■ Short exercise: Copy the lines below word for word, leaving out the pictures.

■ Records shown:
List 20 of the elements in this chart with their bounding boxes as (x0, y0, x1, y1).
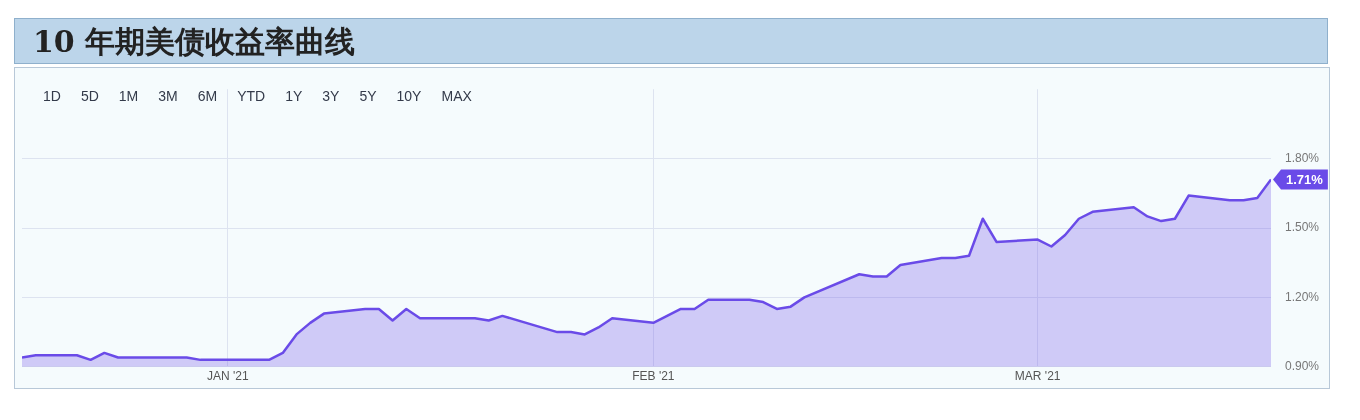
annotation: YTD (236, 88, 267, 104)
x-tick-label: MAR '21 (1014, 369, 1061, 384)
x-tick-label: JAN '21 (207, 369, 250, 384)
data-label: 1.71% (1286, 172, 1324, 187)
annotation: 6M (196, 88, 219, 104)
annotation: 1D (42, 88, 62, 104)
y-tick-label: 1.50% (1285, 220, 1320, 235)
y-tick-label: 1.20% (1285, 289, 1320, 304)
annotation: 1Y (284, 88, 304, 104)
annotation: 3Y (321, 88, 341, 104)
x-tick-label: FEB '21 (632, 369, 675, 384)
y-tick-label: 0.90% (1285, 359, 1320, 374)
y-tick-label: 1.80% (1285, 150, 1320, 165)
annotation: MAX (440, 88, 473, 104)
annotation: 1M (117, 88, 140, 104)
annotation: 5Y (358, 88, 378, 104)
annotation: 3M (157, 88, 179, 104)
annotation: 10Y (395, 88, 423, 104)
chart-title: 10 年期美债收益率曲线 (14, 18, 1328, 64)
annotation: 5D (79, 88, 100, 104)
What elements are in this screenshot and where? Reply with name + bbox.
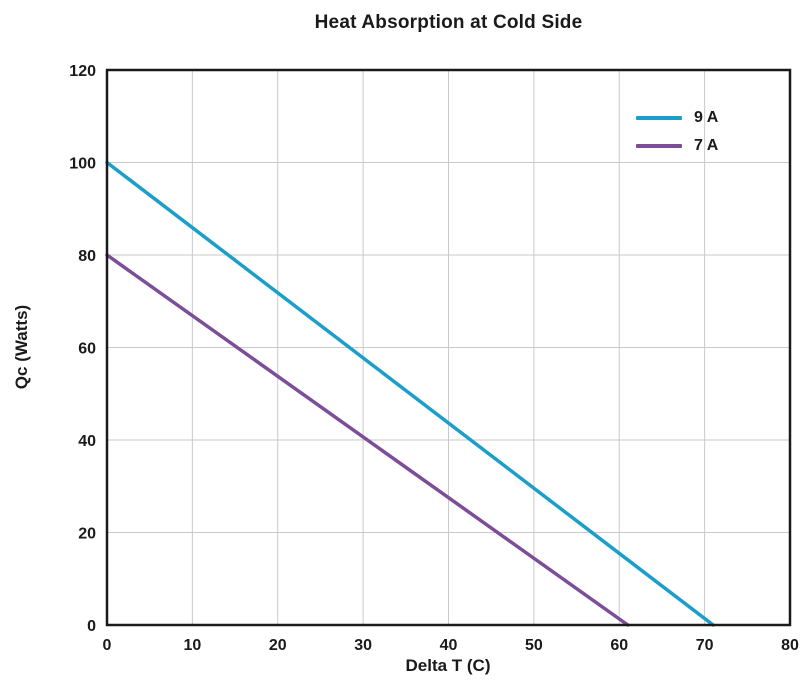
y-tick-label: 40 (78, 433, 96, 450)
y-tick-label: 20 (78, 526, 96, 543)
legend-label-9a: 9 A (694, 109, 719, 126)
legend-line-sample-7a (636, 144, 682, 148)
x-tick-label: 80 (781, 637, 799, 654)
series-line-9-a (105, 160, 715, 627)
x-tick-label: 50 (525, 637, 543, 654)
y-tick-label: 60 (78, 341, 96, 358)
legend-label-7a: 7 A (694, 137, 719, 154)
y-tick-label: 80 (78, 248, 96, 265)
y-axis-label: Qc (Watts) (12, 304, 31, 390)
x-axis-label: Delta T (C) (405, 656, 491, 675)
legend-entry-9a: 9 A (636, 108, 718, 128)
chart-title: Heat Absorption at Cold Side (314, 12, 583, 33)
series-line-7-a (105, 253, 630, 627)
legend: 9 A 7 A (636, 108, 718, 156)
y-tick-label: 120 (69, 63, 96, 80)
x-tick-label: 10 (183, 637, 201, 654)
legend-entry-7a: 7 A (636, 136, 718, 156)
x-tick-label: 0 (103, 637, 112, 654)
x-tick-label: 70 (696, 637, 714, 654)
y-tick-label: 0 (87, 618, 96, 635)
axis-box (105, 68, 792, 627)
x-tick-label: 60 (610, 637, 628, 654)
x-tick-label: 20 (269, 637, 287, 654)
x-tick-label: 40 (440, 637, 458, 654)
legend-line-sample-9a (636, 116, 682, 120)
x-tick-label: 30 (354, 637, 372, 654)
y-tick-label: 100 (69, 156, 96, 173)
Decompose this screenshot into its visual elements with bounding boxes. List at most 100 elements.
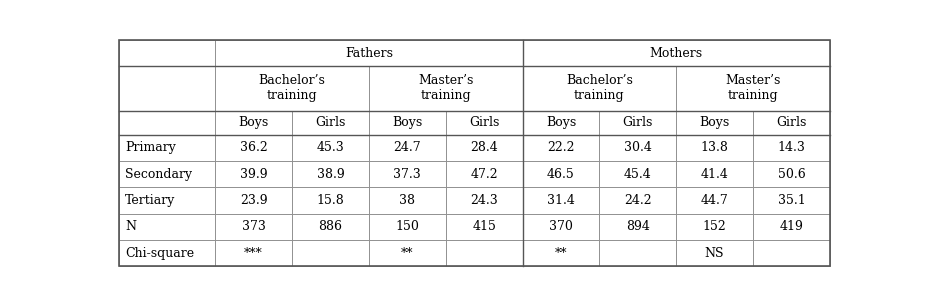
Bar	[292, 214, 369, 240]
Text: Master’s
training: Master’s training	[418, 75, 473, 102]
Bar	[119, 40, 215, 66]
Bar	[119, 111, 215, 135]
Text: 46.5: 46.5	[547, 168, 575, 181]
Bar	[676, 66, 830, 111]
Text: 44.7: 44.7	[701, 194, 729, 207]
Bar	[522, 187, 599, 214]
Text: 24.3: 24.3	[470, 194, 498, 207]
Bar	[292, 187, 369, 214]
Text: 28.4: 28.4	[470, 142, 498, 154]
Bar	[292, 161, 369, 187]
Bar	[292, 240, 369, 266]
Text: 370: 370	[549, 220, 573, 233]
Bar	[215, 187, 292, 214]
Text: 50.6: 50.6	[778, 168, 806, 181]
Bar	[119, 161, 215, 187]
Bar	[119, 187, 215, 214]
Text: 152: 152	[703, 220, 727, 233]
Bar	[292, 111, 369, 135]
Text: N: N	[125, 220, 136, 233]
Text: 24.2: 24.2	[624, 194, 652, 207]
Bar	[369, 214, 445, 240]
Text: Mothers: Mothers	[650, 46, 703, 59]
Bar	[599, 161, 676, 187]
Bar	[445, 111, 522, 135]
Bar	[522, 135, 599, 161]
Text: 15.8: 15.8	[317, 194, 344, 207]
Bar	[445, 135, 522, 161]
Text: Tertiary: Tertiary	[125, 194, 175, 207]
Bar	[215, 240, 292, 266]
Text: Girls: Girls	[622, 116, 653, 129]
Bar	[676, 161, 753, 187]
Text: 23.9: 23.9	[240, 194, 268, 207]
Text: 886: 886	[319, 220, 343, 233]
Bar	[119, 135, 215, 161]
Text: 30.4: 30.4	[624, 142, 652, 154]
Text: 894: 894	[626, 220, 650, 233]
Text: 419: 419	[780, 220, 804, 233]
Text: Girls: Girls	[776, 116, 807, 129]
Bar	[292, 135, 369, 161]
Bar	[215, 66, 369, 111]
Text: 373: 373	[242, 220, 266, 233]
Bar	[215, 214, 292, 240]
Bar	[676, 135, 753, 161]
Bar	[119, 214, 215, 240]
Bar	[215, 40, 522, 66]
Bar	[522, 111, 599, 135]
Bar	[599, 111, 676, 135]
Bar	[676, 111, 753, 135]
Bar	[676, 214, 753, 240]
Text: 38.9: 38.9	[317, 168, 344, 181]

■ Expected answer:
List 20 of the elements in this chart with their bounding boxes as (x0, y0, x1, y1).
annotation: YTD (236, 88, 267, 104)
x-tick-label: MAR '21 (1014, 369, 1061, 384)
x-tick-label: JAN '21 (207, 369, 250, 384)
data-label: 1.71% (1286, 172, 1324, 187)
annotation: 6M (196, 88, 219, 104)
annotation: 1D (42, 88, 62, 104)
y-tick-label: 1.50% (1285, 220, 1320, 235)
y-tick-label: 1.20% (1285, 289, 1320, 304)
annotation: 1Y (284, 88, 304, 104)
annotation: 3Y (321, 88, 341, 104)
x-tick-label: FEB '21 (632, 369, 675, 384)
y-tick-label: 0.90% (1285, 359, 1320, 374)
y-tick-label: 1.80% (1285, 150, 1320, 165)
annotation: MAX (440, 88, 473, 104)
annotation: 1M (117, 88, 140, 104)
annotation: 5Y (358, 88, 378, 104)
annotation: 3M (157, 88, 179, 104)
annotation: 10Y (395, 88, 423, 104)
chart-title: 10 年期美债收益率曲线 (14, 18, 1328, 64)
annotation: 5D (79, 88, 100, 104)
What elements are in this screenshot and where? Reply with name + bbox.
y-tick-label: 40 (78, 433, 96, 450)
y-tick-label: 20 (78, 526, 96, 543)
legend-label-9a: 9 A (694, 109, 719, 126)
legend-line-sample-7a (636, 144, 682, 148)
x-tick-label: 80 (781, 637, 799, 654)
series-line-9-a (105, 160, 715, 627)
x-tick-label: 50 (525, 637, 543, 654)
y-tick-label: 60 (78, 341, 96, 358)
legend-label-7a: 7 A (694, 137, 719, 154)
y-tick-label: 80 (78, 248, 96, 265)
y-axis-label: Qc (Watts) (12, 304, 31, 390)
x-axis-label: Delta T (C) (405, 656, 491, 675)
legend-entry-9a: 9 A (636, 108, 718, 128)
chart-title: Heat Absorption at Cold Side (314, 12, 583, 33)
series-line-7-a (105, 253, 630, 627)
legend: 9 A 7 A (636, 108, 718, 156)
y-tick-label: 120 (69, 63, 96, 80)
x-tick-label: 10 (183, 637, 201, 654)
legend-entry-7a: 7 A (636, 136, 718, 156)
x-tick-label: 0 (103, 637, 112, 654)
x-tick-label: 70 (696, 637, 714, 654)
y-tick-label: 0 (87, 618, 96, 635)
axis-box (105, 68, 792, 627)
x-tick-label: 60 (610, 637, 628, 654)
x-tick-label: 20 (269, 637, 287, 654)
x-tick-label: 40 (440, 637, 458, 654)
legend-line-sample-9a (636, 116, 682, 120)
x-tick-label: 30 (354, 637, 372, 654)
y-tick-label: 100 (69, 156, 96, 173)
Decompose this screenshot into its visual elements with bounding boxes. List at most 100 elements.
Bar	[292, 214, 369, 240]
Text: Master’s
training: Master’s training	[418, 75, 473, 102]
Bar	[119, 40, 215, 66]
Bar	[119, 111, 215, 135]
Text: 46.5: 46.5	[547, 168, 575, 181]
Bar	[676, 66, 830, 111]
Text: 44.7: 44.7	[701, 194, 729, 207]
Bar	[522, 187, 599, 214]
Text: 24.3: 24.3	[470, 194, 498, 207]
Bar	[292, 187, 369, 214]
Text: 28.4: 28.4	[470, 142, 498, 154]
Bar	[292, 161, 369, 187]
Bar	[292, 240, 369, 266]
Text: 370: 370	[549, 220, 573, 233]
Bar	[215, 187, 292, 214]
Text: 50.6: 50.6	[778, 168, 806, 181]
Bar	[119, 161, 215, 187]
Bar	[119, 187, 215, 214]
Text: 152: 152	[703, 220, 727, 233]
Bar	[292, 111, 369, 135]
Text: N: N	[125, 220, 136, 233]
Text: 24.2: 24.2	[624, 194, 652, 207]
Bar	[369, 214, 445, 240]
Text: Mothers: Mothers	[650, 46, 703, 59]
Bar	[599, 161, 676, 187]
Bar	[445, 111, 522, 135]
Bar	[522, 135, 599, 161]
Text: 15.8: 15.8	[317, 194, 344, 207]
Bar	[445, 135, 522, 161]
Text: Tertiary: Tertiary	[125, 194, 175, 207]
Bar	[215, 240, 292, 266]
Text: Girls: Girls	[622, 116, 653, 129]
Bar	[676, 161, 753, 187]
Text: 23.9: 23.9	[240, 194, 268, 207]
Text: 886: 886	[319, 220, 343, 233]
Bar	[119, 135, 215, 161]
Text: 30.4: 30.4	[624, 142, 652, 154]
Text: 894: 894	[626, 220, 650, 233]
Text: 419: 419	[780, 220, 804, 233]
Text: Girls: Girls	[776, 116, 807, 129]
Bar	[292, 135, 369, 161]
Bar	[215, 66, 369, 111]
Text: 373: 373	[242, 220, 266, 233]
Bar	[215, 214, 292, 240]
Bar	[676, 135, 753, 161]
Bar	[119, 214, 215, 240]
Bar	[215, 40, 522, 66]
Bar	[522, 111, 599, 135]
Bar	[599, 111, 676, 135]
Bar	[676, 111, 753, 135]
Bar	[676, 214, 753, 240]
Text: 38.9: 38.9	[317, 168, 344, 181]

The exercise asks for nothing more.